● DONNÉES ENREGISTRÉES:

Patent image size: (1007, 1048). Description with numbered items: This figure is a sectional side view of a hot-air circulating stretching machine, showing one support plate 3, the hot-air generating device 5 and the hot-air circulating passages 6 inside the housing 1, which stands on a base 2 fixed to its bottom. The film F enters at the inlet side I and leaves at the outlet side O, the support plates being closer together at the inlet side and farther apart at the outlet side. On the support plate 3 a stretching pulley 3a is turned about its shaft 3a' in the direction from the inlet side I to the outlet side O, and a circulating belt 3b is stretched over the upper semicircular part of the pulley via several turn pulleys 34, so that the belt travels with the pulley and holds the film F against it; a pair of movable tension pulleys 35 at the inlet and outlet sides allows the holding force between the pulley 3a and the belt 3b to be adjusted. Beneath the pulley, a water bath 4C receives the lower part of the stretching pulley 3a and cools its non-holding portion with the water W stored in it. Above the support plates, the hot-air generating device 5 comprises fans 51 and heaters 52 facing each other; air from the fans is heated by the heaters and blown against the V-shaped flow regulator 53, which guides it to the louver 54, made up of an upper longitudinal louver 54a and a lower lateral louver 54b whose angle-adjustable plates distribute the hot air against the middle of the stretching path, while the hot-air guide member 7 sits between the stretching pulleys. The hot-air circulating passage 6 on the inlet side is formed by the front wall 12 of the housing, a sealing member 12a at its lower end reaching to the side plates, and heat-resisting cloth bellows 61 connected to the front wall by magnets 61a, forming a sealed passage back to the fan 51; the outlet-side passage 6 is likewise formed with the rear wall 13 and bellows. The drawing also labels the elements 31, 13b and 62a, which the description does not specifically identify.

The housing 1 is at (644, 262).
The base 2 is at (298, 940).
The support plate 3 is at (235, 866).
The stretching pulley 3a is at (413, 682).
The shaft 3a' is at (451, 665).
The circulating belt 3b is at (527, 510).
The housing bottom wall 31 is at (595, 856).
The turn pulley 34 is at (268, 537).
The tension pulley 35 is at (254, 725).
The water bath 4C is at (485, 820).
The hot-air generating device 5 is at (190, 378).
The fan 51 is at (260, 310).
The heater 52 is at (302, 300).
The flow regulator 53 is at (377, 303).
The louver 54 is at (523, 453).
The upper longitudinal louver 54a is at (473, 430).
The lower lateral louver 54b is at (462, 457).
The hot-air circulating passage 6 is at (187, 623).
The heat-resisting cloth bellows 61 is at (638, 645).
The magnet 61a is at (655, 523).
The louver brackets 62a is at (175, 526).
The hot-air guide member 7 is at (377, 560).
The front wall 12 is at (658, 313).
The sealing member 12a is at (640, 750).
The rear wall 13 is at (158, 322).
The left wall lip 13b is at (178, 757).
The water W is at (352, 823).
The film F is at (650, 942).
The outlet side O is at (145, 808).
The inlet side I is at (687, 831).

● CONSIGNE:
Présentez le relevé ci-dessus sous forme de liste numérotée, sans les lignes vides, s'il vous plaît.

● RÉSULTAT ATTENDU:
1. Patent image size: (1007, 1048). Description with numbered items: This figure is a sectional side view of a hot-air circulating stretching machine, showing one support plate 3, the hot-air generating device 5 and the hot-air circulating passages 6 inside the housing 1, which stands on a base 2 fixed to its bottom. The film F enters at the inlet side I and leaves at the outlet side O, the support plates being closer together at the inlet side and farther apart at the outlet side. On the support plate 3 a stretching pulley 3a is turned about its shaft 3a' in the direction from the inlet side I to the outlet side O, and a circulating belt 3b is stretched over the upper semicircular part of the pulley via several turn pulleys 34, so that the belt travels with the pulley and holds the film F against it; a pair of movable tension pulleys 35 at the inlet and outlet sides allows the holding force between the pulley 3a and the belt 3b to be adjusted. Beneath the pulley, a water bath 4C receives the lower part of the stretching pulley 3a and cools its non-holding portion with the water W stored in it. Above the support plates, the hot-air generating device 5 comprises fans 51 and heaters 52 facing each other; air from the fans is heated by the heaters and blown against the V-shaped flow regulator 53, which guides it to the louver 54, made up of an upper longitudinal louver 54a and a lower lateral louver 54b whose angle-adjustable plates distribute the hot air against the middle of the stretching path, while the hot-air guide member 7 sits between the stretching pulleys. The hot-air circulating passage 6 on the inlet side is formed by the front wall 12 of the housing, a sealing member 12a at its lower end reaching to the side plates, and heat-resisting cloth bellows 61 connected to the front wall by magnets 61a, forming a sealed passage back to the fan 51; the outlet-side passage 6 is likewise formed with the rear wall 13 and bellows. The drawing also labels the elements 31, 13b and 62a, which the description does not specifically identify.
2. The housing 1 is at (644, 262).
3. The base 2 is at (298, 940).
4. The support plate 3 is at (235, 866).
5. The stretching pulley 3a is at (413, 682).
6. The shaft 3a' is at (451, 665).
7. The circulating belt 3b is at (527, 510).
8. The housing bottom wall 31 is at (595, 856).
9. The turn pulley 34 is at (268, 537).
10. The tension pulley 35 is at (254, 725).
11. The water bath 4C is at (485, 820).
12. The hot-air generating device 5 is at (190, 378).
13. The fan 51 is at (260, 310).
14. The heater 52 is at (302, 300).
15. The flow regulator 53 is at (377, 303).
16. The louver 54 is at (523, 453).
17. The upper longitudinal louver 54a is at (473, 430).
18. The lower lateral louver 54b is at (462, 457).
19. The hot-air circulating passage 6 is at (187, 623).
20. The heat-resisting cloth bellows 61 is at (638, 645).
21. The magnet 61a is at (655, 523).
22. The louver brackets 62a is at (175, 526).
23. The hot-air guide member 7 is at (377, 560).
24. The front wall 12 is at (658, 313).
25. The sealing member 12a is at (640, 750).
26. The rear wall 13 is at (158, 322).
27. The left wall lip 13b is at (178, 757).
28. The water W is at (352, 823).
29. The film F is at (650, 942).
30. The outlet side O is at (145, 808).
31. The inlet side I is at (687, 831).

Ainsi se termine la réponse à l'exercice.